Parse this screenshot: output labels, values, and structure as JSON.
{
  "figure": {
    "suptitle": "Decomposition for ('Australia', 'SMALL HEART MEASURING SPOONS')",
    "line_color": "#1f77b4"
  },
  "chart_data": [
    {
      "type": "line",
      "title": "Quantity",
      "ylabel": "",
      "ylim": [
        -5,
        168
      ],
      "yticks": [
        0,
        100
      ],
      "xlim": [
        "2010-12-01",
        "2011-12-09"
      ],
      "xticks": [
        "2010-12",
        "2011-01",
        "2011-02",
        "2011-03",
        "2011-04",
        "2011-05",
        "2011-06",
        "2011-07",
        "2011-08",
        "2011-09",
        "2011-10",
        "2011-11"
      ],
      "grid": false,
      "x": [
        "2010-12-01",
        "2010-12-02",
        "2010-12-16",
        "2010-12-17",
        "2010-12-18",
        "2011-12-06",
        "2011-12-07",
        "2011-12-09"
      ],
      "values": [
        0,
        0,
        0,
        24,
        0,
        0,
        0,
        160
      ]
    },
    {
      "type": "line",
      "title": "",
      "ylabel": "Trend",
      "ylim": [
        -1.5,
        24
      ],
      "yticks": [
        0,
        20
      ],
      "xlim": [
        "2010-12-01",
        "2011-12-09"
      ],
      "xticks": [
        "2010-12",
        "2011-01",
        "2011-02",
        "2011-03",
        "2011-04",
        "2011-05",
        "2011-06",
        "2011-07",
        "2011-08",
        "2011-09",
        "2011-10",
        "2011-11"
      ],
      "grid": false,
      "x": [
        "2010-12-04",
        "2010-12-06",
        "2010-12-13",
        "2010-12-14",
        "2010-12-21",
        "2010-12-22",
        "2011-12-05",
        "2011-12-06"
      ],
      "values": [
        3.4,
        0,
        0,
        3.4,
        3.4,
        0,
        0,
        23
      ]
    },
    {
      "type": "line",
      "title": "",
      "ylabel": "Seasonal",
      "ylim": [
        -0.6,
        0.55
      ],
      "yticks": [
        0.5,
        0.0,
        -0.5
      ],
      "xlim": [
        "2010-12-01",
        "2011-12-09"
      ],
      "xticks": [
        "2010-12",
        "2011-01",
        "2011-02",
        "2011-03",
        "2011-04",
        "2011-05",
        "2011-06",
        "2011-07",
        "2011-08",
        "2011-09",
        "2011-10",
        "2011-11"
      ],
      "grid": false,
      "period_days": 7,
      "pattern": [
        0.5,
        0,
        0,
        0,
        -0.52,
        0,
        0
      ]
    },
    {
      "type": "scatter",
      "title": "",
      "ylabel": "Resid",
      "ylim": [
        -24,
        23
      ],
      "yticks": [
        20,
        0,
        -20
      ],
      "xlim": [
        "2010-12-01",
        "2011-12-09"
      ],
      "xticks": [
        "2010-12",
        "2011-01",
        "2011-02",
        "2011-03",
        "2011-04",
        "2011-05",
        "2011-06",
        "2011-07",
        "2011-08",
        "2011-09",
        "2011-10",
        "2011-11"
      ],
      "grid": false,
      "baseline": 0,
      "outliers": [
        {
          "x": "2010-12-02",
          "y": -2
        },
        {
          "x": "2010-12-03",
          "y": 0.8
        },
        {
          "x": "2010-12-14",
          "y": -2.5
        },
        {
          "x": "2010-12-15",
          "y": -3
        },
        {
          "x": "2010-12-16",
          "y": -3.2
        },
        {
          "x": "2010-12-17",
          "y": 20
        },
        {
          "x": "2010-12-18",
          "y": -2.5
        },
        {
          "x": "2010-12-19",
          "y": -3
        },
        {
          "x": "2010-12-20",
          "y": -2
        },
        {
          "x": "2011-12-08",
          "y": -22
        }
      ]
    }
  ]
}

WHAT IS ASKED: In this exercise, repeat all entries exactly.

RESPONSE FOR THIS EXERCISE:
Parse this screenshot: output labels, values, and structure as JSON.
{
  "figure": {
    "suptitle": "Decomposition for ('Australia', 'SMALL HEART MEASURING SPOONS')",
    "line_color": "#1f77b4"
  },
  "chart_data": [
    {
      "type": "line",
      "title": "Quantity",
      "ylabel": "",
      "ylim": [
        -5,
        168
      ],
      "yticks": [
        0,
        100
      ],
      "xlim": [
        "2010-12-01",
        "2011-12-09"
      ],
      "xticks": [
        "2010-12",
        "2011-01",
        "2011-02",
        "2011-03",
        "2011-04",
        "2011-05",
        "2011-06",
        "2011-07",
        "2011-08",
        "2011-09",
        "2011-10",
        "2011-11"
      ],
      "grid": false,
      "x": [
        "2010-12-01",
        "2010-12-02",
        "2010-12-16",
        "2010-12-17",
        "2010-12-18",
        "2011-12-06",
        "2011-12-07",
        "2011-12-09"
      ],
      "values": [
        0,
        0,
        0,
        24,
        0,
        0,
        0,
        160
      ]
    },
    {
      "type": "line",
      "title": "",
      "ylabel": "Trend",
      "ylim": [
        -1.5,
        24
      ],
      "yticks": [
        0,
        20
      ],
      "xlim": [
        "2010-12-01",
        "2011-12-09"
      ],
      "xticks": [
        "2010-12",
        "2011-01",
        "2011-02",
        "2011-03",
        "2011-04",
        "2011-05",
        "2011-06",
        "2011-07",
        "2011-08",
        "2011-09",
        "2011-10",
        "2011-11"
      ],
      "grid": false,
      "x": [
        "2010-12-04",
        "2010-12-06",
        "2010-12-13",
        "2010-12-14",
        "2010-12-21",
        "2010-12-22",
        "2011-12-05",
        "2011-12-06"
      ],
      "values": [
        3.4,
        0,
        0,
        3.4,
        3.4,
        0,
        0,
        23
      ]
    },
    {
      "type": "line",
      "title": "",
      "ylabel": "Seasonal",
      "ylim": [
        -0.6,
        0.55
      ],
      "yticks": [
        0.5,
        0.0,
        -0.5
      ],
      "xlim": [
        "2010-12-01",
        "2011-12-09"
      ],
      "xticks": [
        "2010-12",
        "2011-01",
        "2011-02",
        "2011-03",
        "2011-04",
        "2011-05",
        "2011-06",
        "2011-07",
        "2011-08",
        "2011-09",
        "2011-10",
        "2011-11"
      ],
      "grid": false,
      "period_days": 7,
      "pattern": [
        0.5,
        0,
        0,
        0,
        -0.52,
        0,
        0
      ]
    },
    {
      "type": "scatter",
      "title": "",
      "ylabel": "Resid",
      "ylim": [
        -24,
        23
      ],
      "yticks": [
        20,
        0,
        -20
      ],
      "xlim": [
        "2010-12-01",
        "2011-12-09"
      ],
      "xticks": [
        "2010-12",
        "2011-01",
        "2011-02",
        "2011-03",
        "2011-04",
        "2011-05",
        "2011-06",
        "2011-07",
        "2011-08",
        "2011-09",
        "2011-10",
        "2011-11"
      ],
      "grid": false,
      "baseline": 0,
      "outliers": [
        {
          "x": "2010-12-02",
          "y": -2
        },
        {
          "x": "2010-12-03",
          "y": 0.8
        },
        {
          "x": "2010-12-14",
          "y": -2.5
        },
        {
          "x": "2010-12-15",
          "y": -3
        },
        {
          "x": "2010-12-16",
          "y": -3.2
        },
        {
          "x": "2010-12-17",
          "y": 20
        },
        {
          "x": "2010-12-18",
          "y": -2.5
        },
        {
          "x": "2010-12-19",
          "y": -3
        },
        {
          "x": "2010-12-20",
          "y": -2
        },
        {
          "x": "2011-12-08",
          "y": -22
        }
      ]
    }
  ]
}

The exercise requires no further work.